*DATA FOR THE TASK*.
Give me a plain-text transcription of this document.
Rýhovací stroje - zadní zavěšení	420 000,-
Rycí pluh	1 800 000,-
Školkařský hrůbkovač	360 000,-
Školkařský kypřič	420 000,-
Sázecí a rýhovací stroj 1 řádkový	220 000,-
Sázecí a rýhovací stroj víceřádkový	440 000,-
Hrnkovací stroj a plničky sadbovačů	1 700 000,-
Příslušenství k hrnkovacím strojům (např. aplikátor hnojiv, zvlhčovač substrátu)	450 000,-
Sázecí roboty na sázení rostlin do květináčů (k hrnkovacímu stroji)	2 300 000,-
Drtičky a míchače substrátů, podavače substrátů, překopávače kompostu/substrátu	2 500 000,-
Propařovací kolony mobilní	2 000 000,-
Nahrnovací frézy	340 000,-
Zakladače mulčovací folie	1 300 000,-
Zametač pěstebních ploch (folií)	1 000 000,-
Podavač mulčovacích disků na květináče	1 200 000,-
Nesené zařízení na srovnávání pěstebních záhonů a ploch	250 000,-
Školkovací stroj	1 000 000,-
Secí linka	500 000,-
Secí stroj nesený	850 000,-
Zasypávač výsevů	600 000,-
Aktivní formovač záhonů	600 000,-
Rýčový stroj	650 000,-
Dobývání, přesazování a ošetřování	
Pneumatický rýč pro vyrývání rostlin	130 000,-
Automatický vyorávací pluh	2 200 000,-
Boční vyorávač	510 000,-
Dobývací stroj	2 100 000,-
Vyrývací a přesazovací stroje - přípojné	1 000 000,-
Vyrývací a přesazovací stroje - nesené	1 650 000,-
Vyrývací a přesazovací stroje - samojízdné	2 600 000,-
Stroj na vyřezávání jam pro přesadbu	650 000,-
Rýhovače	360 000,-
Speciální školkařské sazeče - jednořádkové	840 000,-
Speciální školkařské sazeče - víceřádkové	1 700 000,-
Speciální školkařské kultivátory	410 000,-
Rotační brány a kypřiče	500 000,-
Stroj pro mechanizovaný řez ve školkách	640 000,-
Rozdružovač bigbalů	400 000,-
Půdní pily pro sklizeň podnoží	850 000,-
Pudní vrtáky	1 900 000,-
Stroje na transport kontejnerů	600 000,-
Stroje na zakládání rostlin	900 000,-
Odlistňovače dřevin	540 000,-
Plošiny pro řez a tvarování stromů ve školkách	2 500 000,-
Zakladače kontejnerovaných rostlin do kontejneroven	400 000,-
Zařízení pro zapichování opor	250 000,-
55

*GIVEN REQUEST*.
Type the whole listing again, unaltered.

*TASK ANSWER*.
Give me a plain-text transcription of this document.
Rýhovací stroje - zadní zavěšení	420 000,-
Rycí pluh	1 800 000,-
Školkařský hrůbkovač	360 000,-
Školkařský kypřič	420 000,-
Sázecí a rýhovací stroj 1 řádkový	220 000,-
Sázecí a rýhovací stroj víceřádkový	440 000,-
Hrnkovací stroj a plničky sadbovačů	1 700 000,-
Příslušenství k hrnkovacím strojům (např. aplikátor hnojiv, zvlhčovač substrátu)	450 000,-
Sázecí roboty na sázení rostlin do květináčů (k hrnkovacímu stroji)	2 300 000,-
Drtičky a míchače substrátů, podavače substrátů, překopávače kompostu/substrátu	2 500 000,-
Propařovací kolony mobilní	2 000 000,-
Nahrnovací frézy	340 000,-
Zakladače mulčovací folie	1 300 000,-
Zametač pěstebních ploch (folií)	1 000 000,-
Podavač mulčovacích disků na květináče	1 200 000,-
Nesené zařízení na srovnávání pěstebních záhonů a ploch	250 000,-
Školkovací stroj	1 000 000,-
Secí linka	500 000,-
Secí stroj nesený	850 000,-
Zasypávač výsevů	600 000,-
Aktivní formovač záhonů	600 000,-
Rýčový stroj	650 000,-
Dobývání, přesazování a ošetřování	
Pneumatický rýč pro vyrývání rostlin	130 000,-
Automatický vyorávací pluh	2 200 000,-
Boční vyorávač	510 000,-
Dobývací stroj	2 100 000,-
Vyrývací a přesazovací stroje - přípojné	1 000 000,-
Vyrývací a přesazovací stroje - nesené	1 650 000,-
Vyrývací a přesazovací stroje - samojízdné	2 600 000,-
Stroj na vyřezávání jam pro přesadbu	650 000,-
Rýhovače	360 000,-
Speciální školkařské sazeče - jednořádkové	840 000,-
Speciální školkařské sazeče - víceřádkové	1 700 000,-
Speciální školkařské kultivátory	410 000,-
Rotační brány a kypřiče	500 000,-
Stroj pro mechanizovaný řez ve školkách	640 000,-
Rozdružovač bigbalů	400 000,-
Půdní pily pro sklizeň podnoží	850 000,-
Pudní vrtáky	1 900 000,-
Stroje na transport kontejnerů	600 000,-
Stroje na zakládání rostlin	900 000,-
Odlistňovače dřevin	540 000,-
Plošiny pro řez a tvarování stromů ve školkách	2 500 000,-
Zakladače kontejnerovaných rostlin do kontejneroven	400 000,-
Zařízení pro zapichování opor	250 000,-
55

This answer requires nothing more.